SHORT PROBLEM: Search the entries below. Return every line that has "until" in it.

[Stored records]
┌──
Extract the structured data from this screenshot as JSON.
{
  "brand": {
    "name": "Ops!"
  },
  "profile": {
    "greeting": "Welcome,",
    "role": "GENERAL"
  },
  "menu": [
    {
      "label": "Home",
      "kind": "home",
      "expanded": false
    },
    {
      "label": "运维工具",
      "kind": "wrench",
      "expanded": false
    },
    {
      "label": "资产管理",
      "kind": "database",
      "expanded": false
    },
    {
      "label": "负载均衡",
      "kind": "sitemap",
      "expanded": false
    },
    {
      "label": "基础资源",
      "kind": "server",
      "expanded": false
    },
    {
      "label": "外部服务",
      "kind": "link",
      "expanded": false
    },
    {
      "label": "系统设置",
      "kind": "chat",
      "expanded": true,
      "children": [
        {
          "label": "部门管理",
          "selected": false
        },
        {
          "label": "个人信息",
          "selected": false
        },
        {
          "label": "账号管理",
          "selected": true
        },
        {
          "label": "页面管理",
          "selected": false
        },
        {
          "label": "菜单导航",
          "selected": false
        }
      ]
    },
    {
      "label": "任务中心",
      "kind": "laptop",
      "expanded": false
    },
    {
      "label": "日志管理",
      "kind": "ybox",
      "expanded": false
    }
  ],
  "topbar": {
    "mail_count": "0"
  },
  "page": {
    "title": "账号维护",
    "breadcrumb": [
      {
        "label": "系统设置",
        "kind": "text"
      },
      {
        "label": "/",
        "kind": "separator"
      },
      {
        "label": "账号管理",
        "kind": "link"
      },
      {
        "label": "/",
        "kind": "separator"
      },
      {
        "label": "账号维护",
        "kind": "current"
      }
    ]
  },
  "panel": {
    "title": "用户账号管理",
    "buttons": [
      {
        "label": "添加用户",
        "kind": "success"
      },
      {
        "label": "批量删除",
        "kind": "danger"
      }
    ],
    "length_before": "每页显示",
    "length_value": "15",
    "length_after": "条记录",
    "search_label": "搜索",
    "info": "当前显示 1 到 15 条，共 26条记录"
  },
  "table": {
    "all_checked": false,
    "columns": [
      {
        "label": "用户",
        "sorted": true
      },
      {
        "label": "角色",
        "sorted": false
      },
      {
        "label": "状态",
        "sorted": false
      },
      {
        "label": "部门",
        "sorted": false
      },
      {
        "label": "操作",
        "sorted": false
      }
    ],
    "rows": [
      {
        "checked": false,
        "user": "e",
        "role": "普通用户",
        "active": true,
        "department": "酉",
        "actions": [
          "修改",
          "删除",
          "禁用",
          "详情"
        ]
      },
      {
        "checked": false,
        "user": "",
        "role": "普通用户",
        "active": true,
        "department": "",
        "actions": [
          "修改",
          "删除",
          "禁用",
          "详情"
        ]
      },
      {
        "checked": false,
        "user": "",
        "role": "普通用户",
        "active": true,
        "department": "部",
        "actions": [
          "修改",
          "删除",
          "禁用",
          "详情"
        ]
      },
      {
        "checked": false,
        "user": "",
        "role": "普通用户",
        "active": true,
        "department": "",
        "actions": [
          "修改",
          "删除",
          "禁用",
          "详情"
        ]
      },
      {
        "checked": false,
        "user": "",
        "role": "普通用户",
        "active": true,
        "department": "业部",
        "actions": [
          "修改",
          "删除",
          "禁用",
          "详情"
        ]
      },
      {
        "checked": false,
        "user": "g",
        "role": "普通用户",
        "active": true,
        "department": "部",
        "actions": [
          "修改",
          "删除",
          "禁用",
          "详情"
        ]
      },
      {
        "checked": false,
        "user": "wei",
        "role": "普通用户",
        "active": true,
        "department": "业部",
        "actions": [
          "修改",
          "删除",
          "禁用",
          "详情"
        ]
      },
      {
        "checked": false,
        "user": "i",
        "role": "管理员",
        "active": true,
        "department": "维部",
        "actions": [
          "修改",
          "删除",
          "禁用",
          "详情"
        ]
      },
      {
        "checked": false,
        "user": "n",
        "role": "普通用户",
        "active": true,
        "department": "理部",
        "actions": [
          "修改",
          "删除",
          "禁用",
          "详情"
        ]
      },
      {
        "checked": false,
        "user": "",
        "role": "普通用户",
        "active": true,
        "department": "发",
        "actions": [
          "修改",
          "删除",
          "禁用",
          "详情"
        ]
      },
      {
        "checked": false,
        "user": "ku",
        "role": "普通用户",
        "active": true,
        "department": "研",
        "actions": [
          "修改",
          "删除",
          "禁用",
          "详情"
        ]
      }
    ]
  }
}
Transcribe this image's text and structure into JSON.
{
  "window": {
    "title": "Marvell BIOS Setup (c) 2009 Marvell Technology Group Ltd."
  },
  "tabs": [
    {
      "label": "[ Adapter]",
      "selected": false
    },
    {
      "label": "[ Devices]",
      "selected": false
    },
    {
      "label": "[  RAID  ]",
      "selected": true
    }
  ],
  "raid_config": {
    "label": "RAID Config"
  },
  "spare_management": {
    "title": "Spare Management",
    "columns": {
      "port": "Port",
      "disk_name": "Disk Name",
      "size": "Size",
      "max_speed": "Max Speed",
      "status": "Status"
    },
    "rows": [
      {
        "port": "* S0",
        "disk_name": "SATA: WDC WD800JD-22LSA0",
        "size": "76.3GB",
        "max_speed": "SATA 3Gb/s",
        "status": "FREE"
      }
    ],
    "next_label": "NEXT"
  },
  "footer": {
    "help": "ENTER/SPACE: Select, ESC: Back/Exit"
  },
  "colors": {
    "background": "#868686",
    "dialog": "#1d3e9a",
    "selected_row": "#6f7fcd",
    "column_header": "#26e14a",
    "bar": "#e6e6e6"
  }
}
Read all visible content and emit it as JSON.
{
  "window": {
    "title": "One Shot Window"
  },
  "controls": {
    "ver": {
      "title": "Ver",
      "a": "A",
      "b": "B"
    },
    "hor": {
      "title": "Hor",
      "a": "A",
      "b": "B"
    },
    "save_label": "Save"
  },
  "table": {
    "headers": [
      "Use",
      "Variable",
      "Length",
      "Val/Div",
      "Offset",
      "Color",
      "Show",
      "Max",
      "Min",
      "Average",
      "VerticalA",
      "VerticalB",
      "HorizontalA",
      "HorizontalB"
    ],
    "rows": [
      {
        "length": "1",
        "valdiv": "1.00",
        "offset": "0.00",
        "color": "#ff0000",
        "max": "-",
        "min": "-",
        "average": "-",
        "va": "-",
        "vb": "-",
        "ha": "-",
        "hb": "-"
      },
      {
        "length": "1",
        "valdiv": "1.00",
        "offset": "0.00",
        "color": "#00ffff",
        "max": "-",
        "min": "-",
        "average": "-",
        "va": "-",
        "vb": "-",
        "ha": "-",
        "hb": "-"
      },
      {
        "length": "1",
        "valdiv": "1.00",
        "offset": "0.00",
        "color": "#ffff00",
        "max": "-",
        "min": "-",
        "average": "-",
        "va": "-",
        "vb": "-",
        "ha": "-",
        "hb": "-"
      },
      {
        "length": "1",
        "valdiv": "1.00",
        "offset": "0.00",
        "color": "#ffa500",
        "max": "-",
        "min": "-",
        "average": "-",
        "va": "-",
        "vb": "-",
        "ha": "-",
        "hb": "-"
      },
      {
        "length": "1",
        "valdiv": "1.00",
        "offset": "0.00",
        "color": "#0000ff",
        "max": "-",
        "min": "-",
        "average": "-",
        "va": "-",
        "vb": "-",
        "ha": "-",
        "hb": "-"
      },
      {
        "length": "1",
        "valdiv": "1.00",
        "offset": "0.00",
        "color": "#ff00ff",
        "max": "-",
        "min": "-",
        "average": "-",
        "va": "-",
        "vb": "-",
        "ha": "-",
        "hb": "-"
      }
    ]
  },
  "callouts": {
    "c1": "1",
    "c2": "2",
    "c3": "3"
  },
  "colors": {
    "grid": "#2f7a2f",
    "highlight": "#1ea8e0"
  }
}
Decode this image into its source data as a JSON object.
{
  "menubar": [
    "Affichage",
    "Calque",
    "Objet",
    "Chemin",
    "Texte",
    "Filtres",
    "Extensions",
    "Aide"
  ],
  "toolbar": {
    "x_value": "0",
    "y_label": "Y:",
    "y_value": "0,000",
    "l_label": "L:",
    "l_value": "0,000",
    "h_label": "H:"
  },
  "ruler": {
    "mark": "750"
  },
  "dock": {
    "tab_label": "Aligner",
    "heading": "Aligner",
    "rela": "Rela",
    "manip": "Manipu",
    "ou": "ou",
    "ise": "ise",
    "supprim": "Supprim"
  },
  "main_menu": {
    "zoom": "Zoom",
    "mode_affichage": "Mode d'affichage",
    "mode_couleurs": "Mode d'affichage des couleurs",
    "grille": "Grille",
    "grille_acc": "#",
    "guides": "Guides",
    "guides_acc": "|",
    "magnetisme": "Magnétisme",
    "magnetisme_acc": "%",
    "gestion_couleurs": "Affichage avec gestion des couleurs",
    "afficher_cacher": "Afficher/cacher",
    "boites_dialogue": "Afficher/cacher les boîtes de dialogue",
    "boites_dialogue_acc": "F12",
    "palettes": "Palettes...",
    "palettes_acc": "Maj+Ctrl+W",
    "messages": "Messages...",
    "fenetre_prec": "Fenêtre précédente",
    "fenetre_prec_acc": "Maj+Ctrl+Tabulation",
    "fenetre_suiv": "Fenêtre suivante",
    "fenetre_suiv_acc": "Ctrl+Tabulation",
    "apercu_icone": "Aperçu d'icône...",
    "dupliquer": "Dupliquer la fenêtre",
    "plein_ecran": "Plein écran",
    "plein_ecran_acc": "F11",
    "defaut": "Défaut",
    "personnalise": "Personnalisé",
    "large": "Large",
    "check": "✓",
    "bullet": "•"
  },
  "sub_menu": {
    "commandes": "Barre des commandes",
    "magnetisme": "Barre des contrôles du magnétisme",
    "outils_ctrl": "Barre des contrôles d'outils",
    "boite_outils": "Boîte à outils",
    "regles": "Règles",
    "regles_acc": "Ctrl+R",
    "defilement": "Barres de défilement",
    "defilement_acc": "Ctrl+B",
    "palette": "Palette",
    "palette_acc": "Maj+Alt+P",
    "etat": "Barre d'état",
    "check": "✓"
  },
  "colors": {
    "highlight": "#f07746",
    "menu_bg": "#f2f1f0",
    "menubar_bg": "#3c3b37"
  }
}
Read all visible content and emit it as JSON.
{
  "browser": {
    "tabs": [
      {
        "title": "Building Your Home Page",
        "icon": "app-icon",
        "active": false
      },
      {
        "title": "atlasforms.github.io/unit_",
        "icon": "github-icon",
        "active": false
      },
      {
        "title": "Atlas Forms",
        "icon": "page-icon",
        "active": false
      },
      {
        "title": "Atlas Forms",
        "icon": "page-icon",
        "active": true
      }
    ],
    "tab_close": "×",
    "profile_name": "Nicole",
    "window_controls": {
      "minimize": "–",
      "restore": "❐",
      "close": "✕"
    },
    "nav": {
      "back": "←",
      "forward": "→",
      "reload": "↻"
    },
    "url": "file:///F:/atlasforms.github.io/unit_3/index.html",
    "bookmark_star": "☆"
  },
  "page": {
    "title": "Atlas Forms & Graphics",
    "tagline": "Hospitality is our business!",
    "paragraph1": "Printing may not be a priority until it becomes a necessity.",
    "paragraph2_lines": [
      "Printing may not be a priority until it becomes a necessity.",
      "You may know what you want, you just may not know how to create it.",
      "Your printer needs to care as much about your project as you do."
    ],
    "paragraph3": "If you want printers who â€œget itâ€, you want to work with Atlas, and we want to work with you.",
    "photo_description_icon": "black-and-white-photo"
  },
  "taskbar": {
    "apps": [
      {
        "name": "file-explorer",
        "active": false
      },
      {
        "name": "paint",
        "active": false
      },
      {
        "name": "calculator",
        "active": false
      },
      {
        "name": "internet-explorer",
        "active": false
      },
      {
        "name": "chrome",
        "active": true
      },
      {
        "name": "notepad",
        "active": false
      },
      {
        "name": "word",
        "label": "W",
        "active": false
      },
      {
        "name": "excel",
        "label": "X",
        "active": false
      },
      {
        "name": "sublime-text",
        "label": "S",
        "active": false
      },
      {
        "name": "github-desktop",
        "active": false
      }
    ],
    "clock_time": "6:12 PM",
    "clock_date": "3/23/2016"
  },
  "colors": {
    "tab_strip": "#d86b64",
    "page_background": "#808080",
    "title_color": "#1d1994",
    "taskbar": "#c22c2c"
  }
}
└──
RESULT:
    "paragraph1": "Printing may not be a priority until it becomes a necessity.",
      "Printing may not be a priority until it becomes a necessity.",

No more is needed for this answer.